Data extract:
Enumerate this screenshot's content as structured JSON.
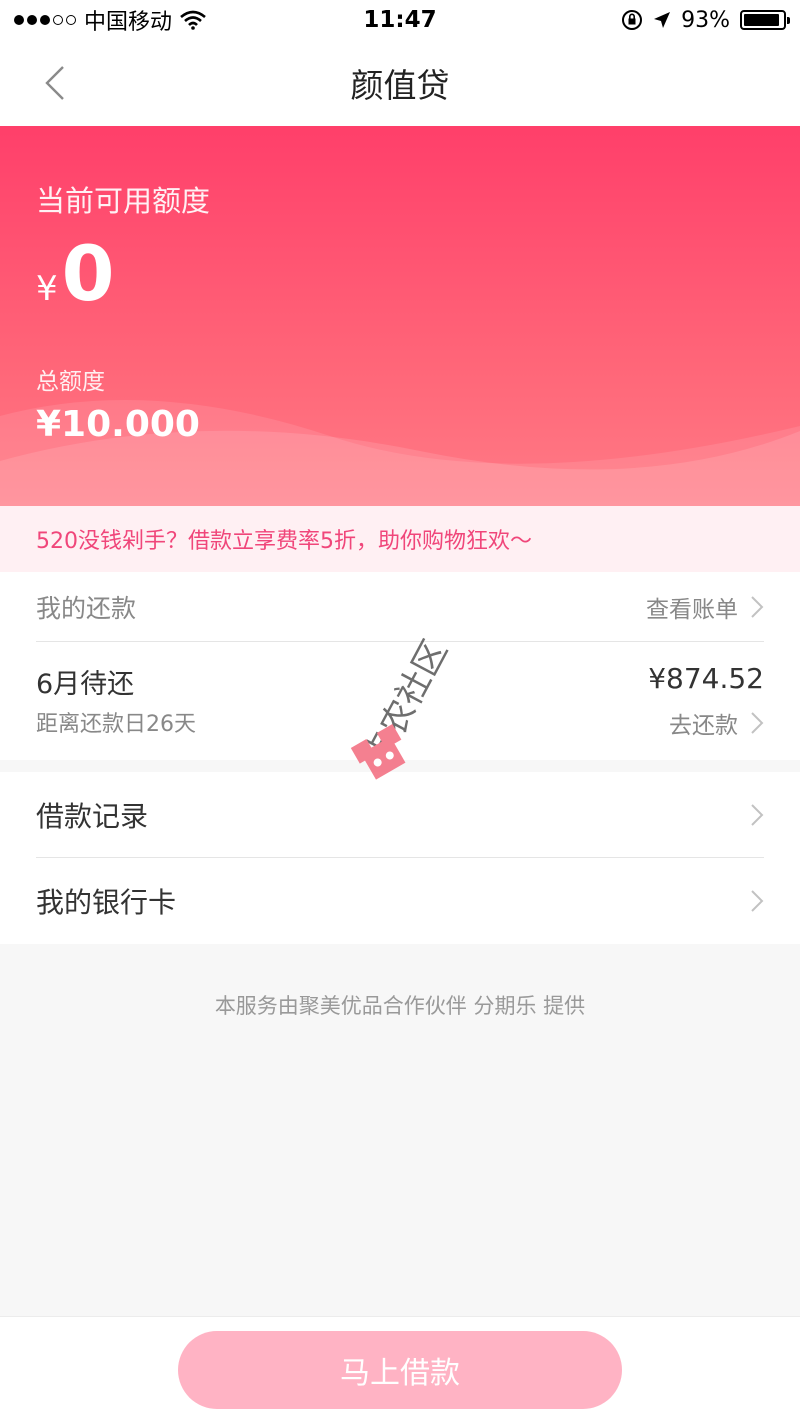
{
  "status_bar": {
    "carrier": "中国移动",
    "time": "11:47",
    "battery": "93%",
    "battery_level": 0.93,
    "signal_bars": 3
  },
  "nav": {
    "title": "颜值贷",
    "back_icon": "chevron-left-icon"
  },
  "hero": {
    "available_label": "当前可用额度",
    "currency_symbol": "¥",
    "available_value": "0",
    "total_label": "总额度",
    "total_value": "¥10.000"
  },
  "promo": {
    "text": "520没钱剁手？借款立享费率5折，助你购物狂欢～"
  },
  "repayment": {
    "section_label": "我的还款",
    "view_bill_label": "查看账单",
    "due_title": "6月待还",
    "due_subtitle": "距离还款日26天",
    "due_amount": "¥874.52",
    "repay_label": "去还款"
  },
  "menu": {
    "items": [
      {
        "label": "借款记录"
      },
      {
        "label": "我的银行卡"
      }
    ]
  },
  "footnote": "本服务由聚美优品合作伙伴 分期乐 提供",
  "bottom": {
    "borrow_label": "马上借款"
  },
  "watermark": {
    "text": "卡农社区"
  },
  "colors": {
    "brand": "#ff3f6a",
    "promo_text": "#f0467a",
    "button_disabled": "#ffb3c4"
  }
}
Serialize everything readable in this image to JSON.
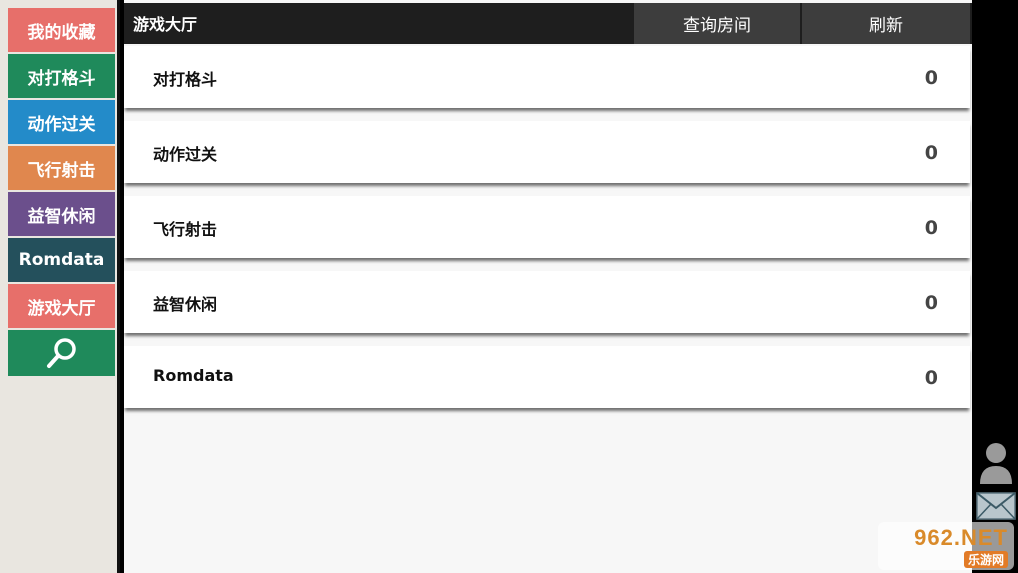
{
  "sidebar": {
    "items": [
      {
        "label": "我的收藏",
        "color": "#e76f6a"
      },
      {
        "label": "对打格斗",
        "color": "#1f8a5b"
      },
      {
        "label": "动作过关",
        "color": "#238bc9"
      },
      {
        "label": "飞行射击",
        "color": "#e0874e"
      },
      {
        "label": "益智休闲",
        "color": "#6b4f8c"
      },
      {
        "label": "Romdata",
        "color": "#24505c"
      },
      {
        "label": "游戏大厅",
        "color": "#e76f6a",
        "active": true
      }
    ],
    "search": {
      "icon": "search-icon",
      "color": "#1f8a5b"
    }
  },
  "topbar": {
    "title": "游戏大厅",
    "query_label": "查询房间",
    "refresh_label": "刷新"
  },
  "rooms": [
    {
      "name": "对打格斗",
      "count": "0"
    },
    {
      "name": "动作过关",
      "count": "0"
    },
    {
      "name": "飞行射击",
      "count": "0"
    },
    {
      "name": "益智休闲",
      "count": "0"
    },
    {
      "name": "Romdata",
      "count": "0"
    }
  ],
  "right": {
    "person_icon": "person-icon",
    "mail_icon": "mail-icon"
  },
  "watermark": {
    "top": "962.NET",
    "bottom": "乐游网"
  }
}
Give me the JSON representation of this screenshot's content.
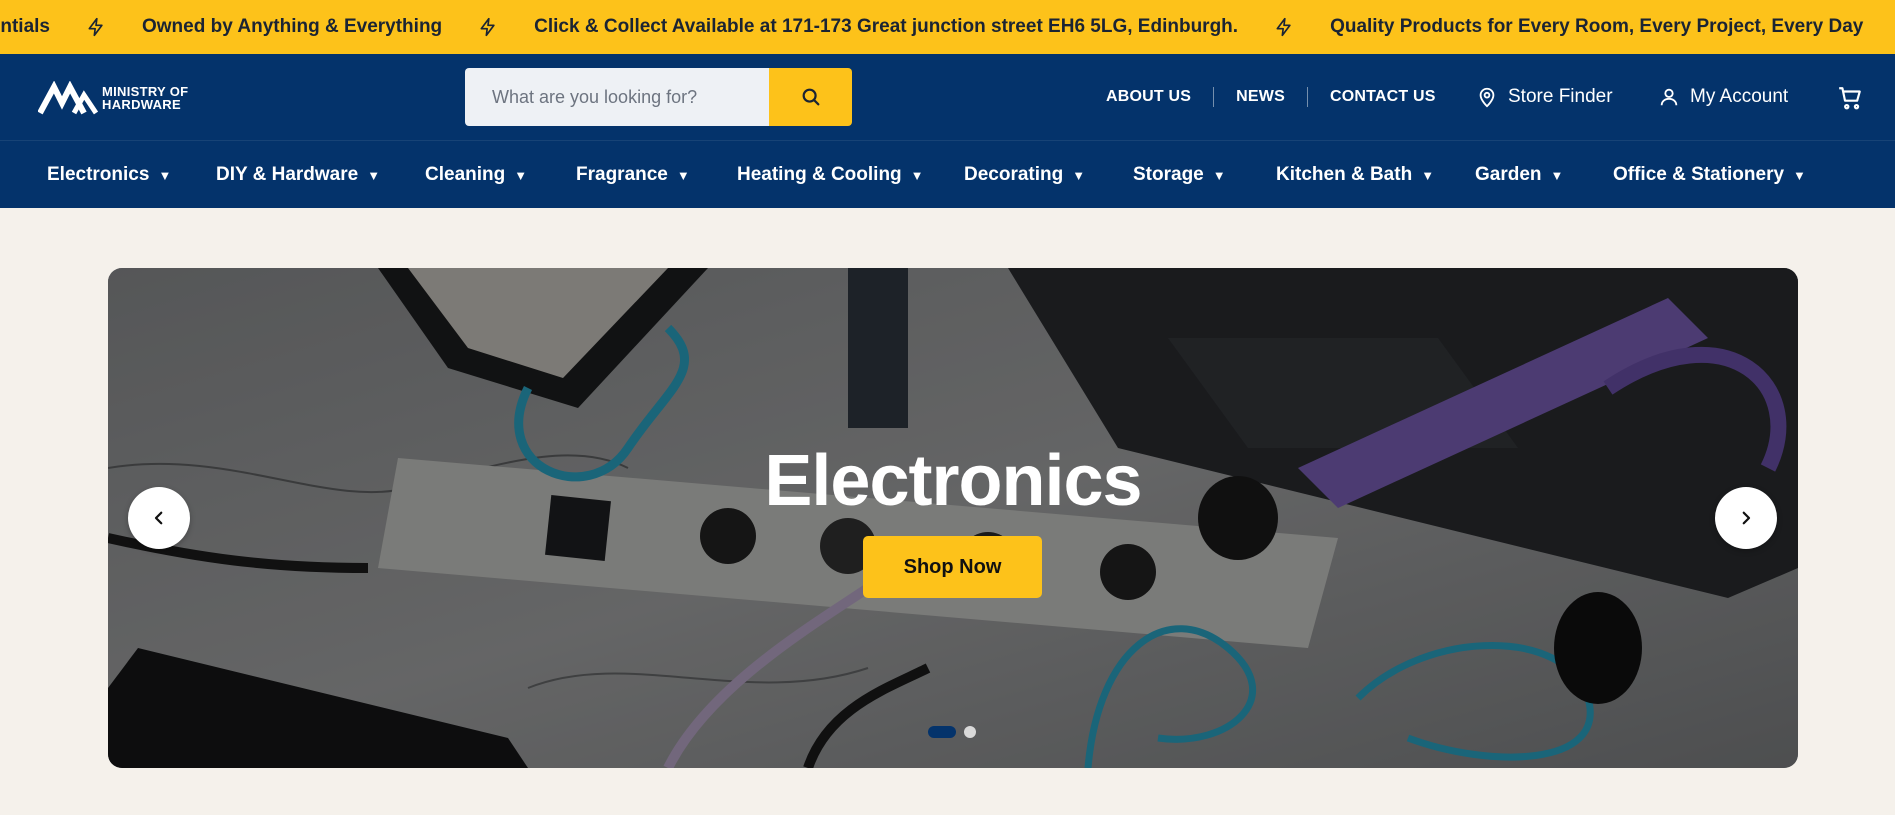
{
  "ticker": {
    "items": [
      "Essentials",
      "Owned by Anything & Everything",
      "Click & Collect Available at 171-173 Great junction street EH6 5LG, Edinburgh.",
      "Quality Products for Every Room, Every Project, Every Day"
    ],
    "accent": "#fdc21a"
  },
  "header": {
    "logo_line1": "MINISTRY OF",
    "logo_line2": "HARDWARE",
    "search_placeholder": "What are you looking for?",
    "links": [
      "ABOUT US",
      "NEWS",
      "CONTACT US"
    ],
    "store_finder": "Store Finder",
    "account": "My Account",
    "icons": [
      "search-icon",
      "map-pin-icon",
      "user-icon",
      "cart-icon"
    ],
    "brand_color": "#04336b"
  },
  "categories": [
    "Electronics",
    "DIY & Hardware",
    "Cleaning",
    "Fragrance",
    "Heating & Cooling",
    "Decorating",
    "Storage",
    "Kitchen & Bath",
    "Garden",
    "Office & Stationery"
  ],
  "hero": {
    "title": "Electronics",
    "button": "Shop Now",
    "slide_count": 2,
    "active_slide": 1
  }
}
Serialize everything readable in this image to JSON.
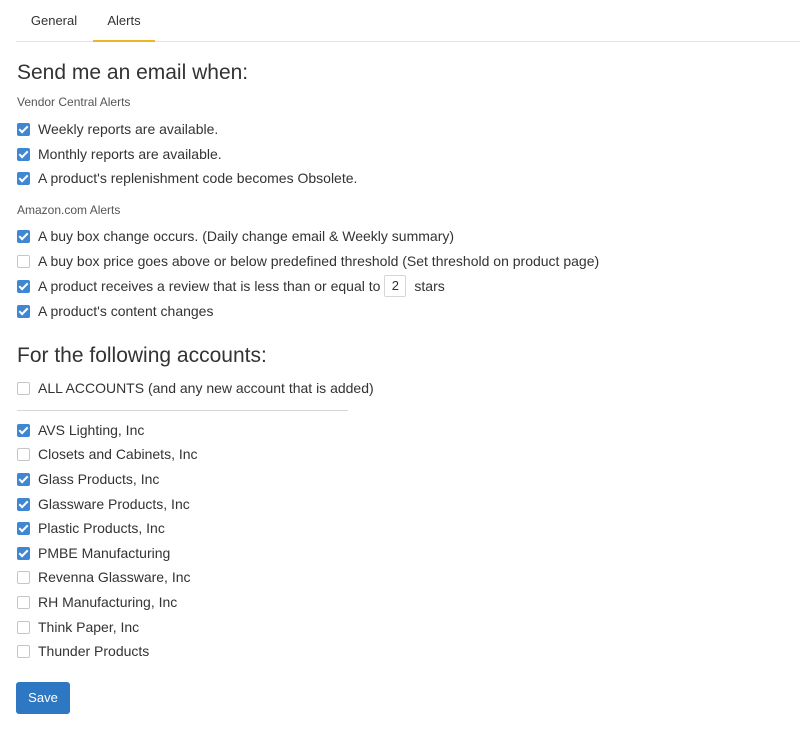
{
  "tabs": [
    {
      "label": "General",
      "active": false
    },
    {
      "label": "Alerts",
      "active": true
    }
  ],
  "colors": {
    "accent_tab": "#f0b323",
    "checkbox_checked": "#3f86d3",
    "save_button": "#2e77c2"
  },
  "email_section": {
    "heading": "Send me an email when:",
    "vendor_central": {
      "label": "Vendor Central Alerts",
      "items": [
        {
          "label": "Weekly reports are available.",
          "checked": true
        },
        {
          "label": "Monthly reports are available.",
          "checked": true
        },
        {
          "label": "A product's replenishment code becomes Obsolete.",
          "checked": true
        }
      ]
    },
    "amazon": {
      "label": "Amazon.com Alerts",
      "items": [
        {
          "label": "A buy box change occurs. (Daily change email & Weekly summary)",
          "checked": true
        },
        {
          "label": "A buy box price goes above or below predefined threshold (Set threshold on product page)",
          "checked": false
        },
        {
          "label_before": "A product receives a review that is less than or equal to",
          "stars_value": "2",
          "label_after": "stars",
          "checked": true
        },
        {
          "label": "A product's content changes",
          "checked": true
        }
      ]
    }
  },
  "accounts_section": {
    "heading": "For the following accounts:",
    "all_accounts": {
      "label": "ALL ACCOUNTS (and any new account that is added)",
      "checked": false
    },
    "accounts": [
      {
        "label": "AVS Lighting, Inc",
        "checked": true
      },
      {
        "label": "Closets and Cabinets, Inc",
        "checked": false
      },
      {
        "label": "Glass Products, Inc",
        "checked": true
      },
      {
        "label": "Glassware Products, Inc",
        "checked": true
      },
      {
        "label": "Plastic Products, Inc",
        "checked": true
      },
      {
        "label": "PMBE Manufacturing",
        "checked": true
      },
      {
        "label": "Revenna Glassware, Inc",
        "checked": false
      },
      {
        "label": "RH Manufacturing, Inc",
        "checked": false
      },
      {
        "label": "Think Paper, Inc",
        "checked": false
      },
      {
        "label": "Thunder Products",
        "checked": false
      }
    ]
  },
  "save_label": "Save"
}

The exercise: Write out every record above exactly as it stands, but leave out the pictures.

Solution for this problem:
Enumerate this screenshot's content as structured JSON.
{
  "status_bar": {
    "carrier": "中国移动",
    "time": "11:47",
    "battery": "93%",
    "battery_level": 0.93,
    "signal_bars": 3
  },
  "nav": {
    "title": "颜值贷",
    "back_icon": "chevron-left-icon"
  },
  "hero": {
    "available_label": "当前可用额度",
    "currency_symbol": "¥",
    "available_value": "0",
    "total_label": "总额度",
    "total_value": "¥10.000"
  },
  "promo": {
    "text": "520没钱剁手？借款立享费率5折，助你购物狂欢～"
  },
  "repayment": {
    "section_label": "我的还款",
    "view_bill_label": "查看账单",
    "due_title": "6月待还",
    "due_subtitle": "距离还款日26天",
    "due_amount": "¥874.52",
    "repay_label": "去还款"
  },
  "menu": {
    "items": [
      {
        "label": "借款记录"
      },
      {
        "label": "我的银行卡"
      }
    ]
  },
  "footnote": "本服务由聚美优品合作伙伴 分期乐 提供",
  "bottom": {
    "borrow_label": "马上借款"
  },
  "watermark": {
    "text": "卡农社区"
  },
  "colors": {
    "brand": "#ff3f6a",
    "promo_text": "#f0467a",
    "button_disabled": "#ffb3c4"
  }
}
Serialize everything readable in this image to JSON.
{
  "sidebar": {
    "items": [
      {
        "label": "我的收藏",
        "color": "#e76f6a"
      },
      {
        "label": "对打格斗",
        "color": "#1f8a5b"
      },
      {
        "label": "动作过关",
        "color": "#238bc9"
      },
      {
        "label": "飞行射击",
        "color": "#e0874e"
      },
      {
        "label": "益智休闲",
        "color": "#6b4f8c"
      },
      {
        "label": "Romdata",
        "color": "#24505c"
      },
      {
        "label": "游戏大厅",
        "color": "#e76f6a",
        "active": true
      }
    ],
    "search": {
      "icon": "search-icon",
      "color": "#1f8a5b"
    }
  },
  "topbar": {
    "title": "游戏大厅",
    "query_label": "查询房间",
    "refresh_label": "刷新"
  },
  "rooms": [
    {
      "name": "对打格斗",
      "count": "0"
    },
    {
      "name": "动作过关",
      "count": "0"
    },
    {
      "name": "飞行射击",
      "count": "0"
    },
    {
      "name": "益智休闲",
      "count": "0"
    },
    {
      "name": "Romdata",
      "count": "0"
    }
  ],
  "right": {
    "person_icon": "person-icon",
    "mail_icon": "mail-icon"
  },
  "watermark": {
    "top": "962.NET",
    "bottom": "乐游网"
  }
}
Give me the JSON representation of this screenshot's content.
{
  "ticker": {
    "items": [
      "Essentials",
      "Owned by Anything & Everything",
      "Click & Collect Available at 171-173 Great junction street EH6 5LG, Edinburgh.",
      "Quality Products for Every Room, Every Project, Every Day"
    ],
    "accent": "#fdc21a"
  },
  "header": {
    "logo_line1": "MINISTRY OF",
    "logo_line2": "HARDWARE",
    "search_placeholder": "What are you looking for?",
    "links": [
      "ABOUT US",
      "NEWS",
      "CONTACT US"
    ],
    "store_finder": "Store Finder",
    "account": "My Account",
    "icons": [
      "search-icon",
      "map-pin-icon",
      "user-icon",
      "cart-icon"
    ],
    "brand_color": "#04336b"
  },
  "categories": [
    "Electronics",
    "DIY & Hardware",
    "Cleaning",
    "Fragrance",
    "Heating & Cooling",
    "Decorating",
    "Storage",
    "Kitchen & Bath",
    "Garden",
    "Office & Stationery"
  ],
  "hero": {
    "title": "Electronics",
    "button": "Shop Now",
    "slide_count": 2,
    "active_slide": 1
  }
}
Serialize everything readable in this image to JSON.
{
  "tabs": [
    {
      "label": "General",
      "active": false
    },
    {
      "label": "Alerts",
      "active": true
    }
  ],
  "colors": {
    "accent_tab": "#f0b323",
    "checkbox_checked": "#3f86d3",
    "save_button": "#2e77c2"
  },
  "email_section": {
    "heading": "Send me an email when:",
    "vendor_central": {
      "label": "Vendor Central Alerts",
      "items": [
        {
          "label": "Weekly reports are available.",
          "checked": true
        },
        {
          "label": "Monthly reports are available.",
          "checked": true
        },
        {
          "label": "A product's replenishment code becomes Obsolete.",
          "checked": true
        }
      ]
    },
    "amazon": {
      "label": "Amazon.com Alerts",
      "items": [
        {
          "label": "A buy box change occurs. (Daily change email & Weekly summary)",
          "checked": true
        },
        {
          "label": "A buy box price goes above or below predefined threshold (Set threshold on product page)",
          "checked": false
        },
        {
          "label_before": "A product receives a review that is less than or equal to",
          "stars_value": "2",
          "label_after": "stars",
          "checked": true
        },
        {
          "label": "A product's content changes",
          "checked": true
        }
      ]
    }
  },
  "accounts_section": {
    "heading": "For the following accounts:",
    "all_accounts": {
      "label": "ALL ACCOUNTS (and any new account that is added)",
      "checked": false
    },
    "accounts": [
      {
        "label": "AVS Lighting, Inc",
        "checked": true
      },
      {
        "label": "Closets and Cabinets, Inc",
        "checked": false
      },
      {
        "label": "Glass Products, Inc",
        "checked": true
      },
      {
        "label": "Glassware Products, Inc",
        "checked": true
      },
      {
        "label": "Plastic Products, Inc",
        "checked": true
      },
      {
        "label": "PMBE Manufacturing",
        "checked": true
      },
      {
        "label": "Revenna Glassware, Inc",
        "checked": false
      },
      {
        "label": "RH Manufacturing, Inc",
        "checked": false
      },
      {
        "label": "Think Paper, Inc",
        "checked": false
      },
      {
        "label": "Thunder Products",
        "checked": false
      }
    ]
  },
  "save_label": "Save"
}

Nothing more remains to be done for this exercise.